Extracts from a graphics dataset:
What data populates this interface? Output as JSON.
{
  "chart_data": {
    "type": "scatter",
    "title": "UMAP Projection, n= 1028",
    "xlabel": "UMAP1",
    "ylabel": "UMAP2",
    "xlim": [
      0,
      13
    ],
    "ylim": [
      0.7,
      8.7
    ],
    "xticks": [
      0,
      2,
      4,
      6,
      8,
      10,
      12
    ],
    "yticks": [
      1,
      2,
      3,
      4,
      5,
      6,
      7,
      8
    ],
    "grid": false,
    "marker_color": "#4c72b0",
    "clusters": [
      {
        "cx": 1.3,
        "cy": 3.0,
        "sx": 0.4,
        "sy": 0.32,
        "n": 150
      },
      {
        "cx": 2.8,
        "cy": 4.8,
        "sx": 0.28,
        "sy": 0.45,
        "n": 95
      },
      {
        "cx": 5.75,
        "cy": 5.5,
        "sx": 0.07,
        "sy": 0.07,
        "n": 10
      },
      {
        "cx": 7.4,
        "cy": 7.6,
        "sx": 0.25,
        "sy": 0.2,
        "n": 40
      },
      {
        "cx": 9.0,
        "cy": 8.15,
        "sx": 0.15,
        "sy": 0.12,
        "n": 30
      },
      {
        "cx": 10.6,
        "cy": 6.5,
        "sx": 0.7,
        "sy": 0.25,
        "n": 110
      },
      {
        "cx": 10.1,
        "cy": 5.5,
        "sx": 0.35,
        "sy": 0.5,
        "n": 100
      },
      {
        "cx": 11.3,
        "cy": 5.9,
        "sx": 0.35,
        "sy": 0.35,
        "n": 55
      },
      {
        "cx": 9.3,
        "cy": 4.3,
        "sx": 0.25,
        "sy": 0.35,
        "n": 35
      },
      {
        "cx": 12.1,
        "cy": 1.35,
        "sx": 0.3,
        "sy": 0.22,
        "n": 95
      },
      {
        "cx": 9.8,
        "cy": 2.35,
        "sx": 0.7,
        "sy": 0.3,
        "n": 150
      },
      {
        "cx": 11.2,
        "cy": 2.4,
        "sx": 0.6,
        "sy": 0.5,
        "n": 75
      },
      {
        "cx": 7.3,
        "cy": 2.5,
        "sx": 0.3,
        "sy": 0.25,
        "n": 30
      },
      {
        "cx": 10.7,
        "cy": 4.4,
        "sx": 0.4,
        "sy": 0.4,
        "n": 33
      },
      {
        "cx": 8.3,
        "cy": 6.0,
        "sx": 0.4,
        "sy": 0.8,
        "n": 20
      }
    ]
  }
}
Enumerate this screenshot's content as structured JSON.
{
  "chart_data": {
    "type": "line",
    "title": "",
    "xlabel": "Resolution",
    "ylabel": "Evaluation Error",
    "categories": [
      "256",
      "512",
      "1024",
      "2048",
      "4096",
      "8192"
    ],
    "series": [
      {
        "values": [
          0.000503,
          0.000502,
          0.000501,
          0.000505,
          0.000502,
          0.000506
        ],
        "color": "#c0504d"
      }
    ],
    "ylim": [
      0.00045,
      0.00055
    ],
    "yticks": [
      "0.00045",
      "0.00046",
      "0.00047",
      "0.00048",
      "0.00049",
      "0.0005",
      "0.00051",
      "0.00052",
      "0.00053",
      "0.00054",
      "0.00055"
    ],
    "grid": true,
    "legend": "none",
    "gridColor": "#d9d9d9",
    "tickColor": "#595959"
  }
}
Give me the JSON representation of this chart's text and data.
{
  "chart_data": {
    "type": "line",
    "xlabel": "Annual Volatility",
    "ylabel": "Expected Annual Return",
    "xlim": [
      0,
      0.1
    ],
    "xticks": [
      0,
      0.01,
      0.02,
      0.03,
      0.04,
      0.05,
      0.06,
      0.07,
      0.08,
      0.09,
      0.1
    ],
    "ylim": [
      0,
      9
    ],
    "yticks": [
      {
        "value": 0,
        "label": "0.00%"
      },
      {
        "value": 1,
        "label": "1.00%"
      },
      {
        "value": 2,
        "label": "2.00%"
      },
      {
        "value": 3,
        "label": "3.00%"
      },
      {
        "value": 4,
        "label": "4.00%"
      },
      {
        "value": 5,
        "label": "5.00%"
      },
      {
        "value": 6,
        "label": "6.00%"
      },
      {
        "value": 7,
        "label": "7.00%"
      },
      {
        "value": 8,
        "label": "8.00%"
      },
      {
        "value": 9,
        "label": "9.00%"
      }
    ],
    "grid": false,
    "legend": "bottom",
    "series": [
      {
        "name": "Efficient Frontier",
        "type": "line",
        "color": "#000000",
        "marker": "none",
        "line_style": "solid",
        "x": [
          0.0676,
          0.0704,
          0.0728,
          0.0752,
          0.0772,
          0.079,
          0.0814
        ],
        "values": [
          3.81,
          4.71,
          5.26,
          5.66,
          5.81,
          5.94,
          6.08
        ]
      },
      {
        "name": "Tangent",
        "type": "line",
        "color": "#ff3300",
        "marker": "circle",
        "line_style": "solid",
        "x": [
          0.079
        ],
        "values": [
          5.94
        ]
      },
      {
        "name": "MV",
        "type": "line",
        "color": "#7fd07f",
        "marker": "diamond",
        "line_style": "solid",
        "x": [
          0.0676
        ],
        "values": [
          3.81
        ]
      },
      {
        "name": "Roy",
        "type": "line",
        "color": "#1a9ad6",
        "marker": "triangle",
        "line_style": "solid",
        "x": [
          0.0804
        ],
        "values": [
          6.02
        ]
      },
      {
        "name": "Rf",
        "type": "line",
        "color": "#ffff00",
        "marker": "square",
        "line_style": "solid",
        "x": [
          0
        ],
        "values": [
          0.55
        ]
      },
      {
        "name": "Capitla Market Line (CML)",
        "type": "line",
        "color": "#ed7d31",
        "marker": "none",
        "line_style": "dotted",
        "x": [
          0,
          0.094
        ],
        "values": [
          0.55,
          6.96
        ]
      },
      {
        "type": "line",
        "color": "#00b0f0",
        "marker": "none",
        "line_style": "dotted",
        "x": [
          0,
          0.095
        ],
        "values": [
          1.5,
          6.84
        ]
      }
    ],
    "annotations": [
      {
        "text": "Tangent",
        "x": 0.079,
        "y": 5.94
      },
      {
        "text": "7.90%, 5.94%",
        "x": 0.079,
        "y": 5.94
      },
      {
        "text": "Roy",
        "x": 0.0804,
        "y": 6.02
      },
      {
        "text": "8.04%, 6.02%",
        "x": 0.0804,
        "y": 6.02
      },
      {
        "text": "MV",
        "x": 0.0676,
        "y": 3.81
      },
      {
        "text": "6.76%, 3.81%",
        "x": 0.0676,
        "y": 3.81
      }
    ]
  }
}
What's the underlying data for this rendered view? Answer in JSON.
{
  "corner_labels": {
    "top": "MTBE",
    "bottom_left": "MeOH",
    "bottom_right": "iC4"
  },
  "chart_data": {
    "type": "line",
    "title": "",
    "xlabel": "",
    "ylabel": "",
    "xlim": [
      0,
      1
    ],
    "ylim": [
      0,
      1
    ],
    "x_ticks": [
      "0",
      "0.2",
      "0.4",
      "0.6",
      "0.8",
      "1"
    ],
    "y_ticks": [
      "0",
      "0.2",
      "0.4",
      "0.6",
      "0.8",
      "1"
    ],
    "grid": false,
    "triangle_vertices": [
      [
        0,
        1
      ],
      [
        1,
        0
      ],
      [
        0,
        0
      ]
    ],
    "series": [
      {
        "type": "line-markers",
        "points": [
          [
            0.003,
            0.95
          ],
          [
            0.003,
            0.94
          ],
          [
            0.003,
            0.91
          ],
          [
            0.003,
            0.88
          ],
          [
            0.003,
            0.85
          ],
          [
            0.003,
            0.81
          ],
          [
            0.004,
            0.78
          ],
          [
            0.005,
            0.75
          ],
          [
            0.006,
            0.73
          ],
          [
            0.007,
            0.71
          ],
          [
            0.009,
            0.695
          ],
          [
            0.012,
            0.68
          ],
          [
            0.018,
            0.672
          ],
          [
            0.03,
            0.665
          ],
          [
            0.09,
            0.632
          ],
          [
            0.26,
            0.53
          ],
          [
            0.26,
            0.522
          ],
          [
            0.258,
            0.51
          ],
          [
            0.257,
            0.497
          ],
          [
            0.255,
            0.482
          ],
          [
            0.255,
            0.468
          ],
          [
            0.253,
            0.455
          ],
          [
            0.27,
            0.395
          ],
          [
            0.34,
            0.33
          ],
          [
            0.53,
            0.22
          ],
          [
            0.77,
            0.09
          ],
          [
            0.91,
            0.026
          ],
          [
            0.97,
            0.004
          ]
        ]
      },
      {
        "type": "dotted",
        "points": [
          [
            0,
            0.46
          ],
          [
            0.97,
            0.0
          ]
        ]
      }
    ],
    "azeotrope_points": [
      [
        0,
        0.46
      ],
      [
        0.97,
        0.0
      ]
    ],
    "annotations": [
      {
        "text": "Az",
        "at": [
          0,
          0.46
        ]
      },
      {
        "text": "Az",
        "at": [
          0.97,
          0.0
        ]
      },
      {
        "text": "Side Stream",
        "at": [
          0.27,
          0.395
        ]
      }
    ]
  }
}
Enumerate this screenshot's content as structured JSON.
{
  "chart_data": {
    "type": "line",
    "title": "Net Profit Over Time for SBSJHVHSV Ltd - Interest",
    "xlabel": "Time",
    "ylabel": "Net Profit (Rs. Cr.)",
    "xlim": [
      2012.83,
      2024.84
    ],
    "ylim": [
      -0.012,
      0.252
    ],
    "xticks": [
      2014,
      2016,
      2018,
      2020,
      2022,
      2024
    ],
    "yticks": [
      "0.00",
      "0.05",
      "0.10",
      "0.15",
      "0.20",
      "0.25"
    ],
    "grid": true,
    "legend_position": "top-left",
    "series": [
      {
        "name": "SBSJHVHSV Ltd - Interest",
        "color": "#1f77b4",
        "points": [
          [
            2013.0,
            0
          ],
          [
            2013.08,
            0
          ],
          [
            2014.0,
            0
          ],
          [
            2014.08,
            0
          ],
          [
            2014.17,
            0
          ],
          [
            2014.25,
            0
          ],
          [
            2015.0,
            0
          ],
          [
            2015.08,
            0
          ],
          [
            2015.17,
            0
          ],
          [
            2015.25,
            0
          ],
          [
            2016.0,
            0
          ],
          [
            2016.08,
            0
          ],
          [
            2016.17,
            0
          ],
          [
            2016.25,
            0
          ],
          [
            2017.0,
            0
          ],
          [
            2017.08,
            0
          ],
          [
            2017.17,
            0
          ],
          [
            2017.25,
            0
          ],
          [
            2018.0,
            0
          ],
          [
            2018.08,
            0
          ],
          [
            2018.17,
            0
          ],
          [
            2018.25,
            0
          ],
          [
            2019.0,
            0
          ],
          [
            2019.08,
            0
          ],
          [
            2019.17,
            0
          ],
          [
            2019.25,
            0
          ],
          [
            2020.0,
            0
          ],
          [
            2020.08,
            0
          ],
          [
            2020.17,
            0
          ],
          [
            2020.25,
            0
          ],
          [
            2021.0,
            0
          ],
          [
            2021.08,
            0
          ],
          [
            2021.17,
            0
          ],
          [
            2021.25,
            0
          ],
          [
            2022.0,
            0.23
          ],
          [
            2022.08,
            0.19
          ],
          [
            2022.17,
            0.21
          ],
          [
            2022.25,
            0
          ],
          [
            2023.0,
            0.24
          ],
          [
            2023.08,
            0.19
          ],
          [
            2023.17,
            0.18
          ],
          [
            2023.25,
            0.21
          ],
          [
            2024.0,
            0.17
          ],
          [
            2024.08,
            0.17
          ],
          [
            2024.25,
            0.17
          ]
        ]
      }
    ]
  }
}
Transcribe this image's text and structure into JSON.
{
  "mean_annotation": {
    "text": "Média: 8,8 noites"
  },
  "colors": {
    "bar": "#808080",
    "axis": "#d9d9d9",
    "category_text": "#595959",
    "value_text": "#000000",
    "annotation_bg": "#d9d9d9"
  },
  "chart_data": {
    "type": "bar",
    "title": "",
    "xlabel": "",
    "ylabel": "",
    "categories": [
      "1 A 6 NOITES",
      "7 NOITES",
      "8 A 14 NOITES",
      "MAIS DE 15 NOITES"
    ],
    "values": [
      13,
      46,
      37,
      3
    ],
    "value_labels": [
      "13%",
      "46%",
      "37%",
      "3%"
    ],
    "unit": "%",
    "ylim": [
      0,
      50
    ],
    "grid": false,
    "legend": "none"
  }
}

# EXERCISE INSTRUCTIONS
Extract from the material all lines containing the string "Time".

# ANSWER FOR THE TASK
    "title": "Net Profit Over Time for SBSJHVHSV Ltd - Interest",
    "xlabel": "Time",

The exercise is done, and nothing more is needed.